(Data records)
┏━━
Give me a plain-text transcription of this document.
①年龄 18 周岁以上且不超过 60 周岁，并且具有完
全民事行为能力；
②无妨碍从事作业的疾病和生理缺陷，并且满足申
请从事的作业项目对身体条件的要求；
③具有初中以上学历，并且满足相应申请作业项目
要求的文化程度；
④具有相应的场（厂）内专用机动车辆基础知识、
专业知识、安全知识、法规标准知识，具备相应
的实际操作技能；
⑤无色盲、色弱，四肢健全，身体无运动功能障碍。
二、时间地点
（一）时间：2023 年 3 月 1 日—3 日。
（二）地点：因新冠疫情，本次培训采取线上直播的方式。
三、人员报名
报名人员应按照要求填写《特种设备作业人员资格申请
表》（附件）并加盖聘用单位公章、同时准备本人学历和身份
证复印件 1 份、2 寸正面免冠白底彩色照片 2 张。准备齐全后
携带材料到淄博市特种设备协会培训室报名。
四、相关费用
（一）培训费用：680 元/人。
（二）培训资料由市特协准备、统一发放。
┗━━
■ AIM OF THE EXERCISE ■
Type out the material again exactly as presented.

■ CORRECT RESPONSE ■
Give me a plain-text transcription of this document.
①年龄 18 周岁以上且不超过 60 周岁，并且具有完
全民事行为能力；
②无妨碍从事作业的疾病和生理缺陷，并且满足申
请从事的作业项目对身体条件的要求；
③具有初中以上学历，并且满足相应申请作业项目
要求的文化程度；
④具有相应的场（厂）内专用机动车辆基础知识、
专业知识、安全知识、法规标准知识，具备相应
的实际操作技能；
⑤无色盲、色弱，四肢健全，身体无运动功能障碍。
二、时间地点
（一）时间：2023 年 3 月 1 日—3 日。
（二）地点：因新冠疫情，本次培训采取线上直播的方式。
三、人员报名
报名人员应按照要求填写《特种设备作业人员资格申请
表》（附件）并加盖聘用单位公章、同时准备本人学历和身份
证复印件 1 份、2 寸正面免冠白底彩色照片 2 张。准备齐全后
携带材料到淄博市特种设备协会培训室报名。
四、相关费用
（一）培训费用：680 元/人。
（二）培训资料由市特协准备、统一发放。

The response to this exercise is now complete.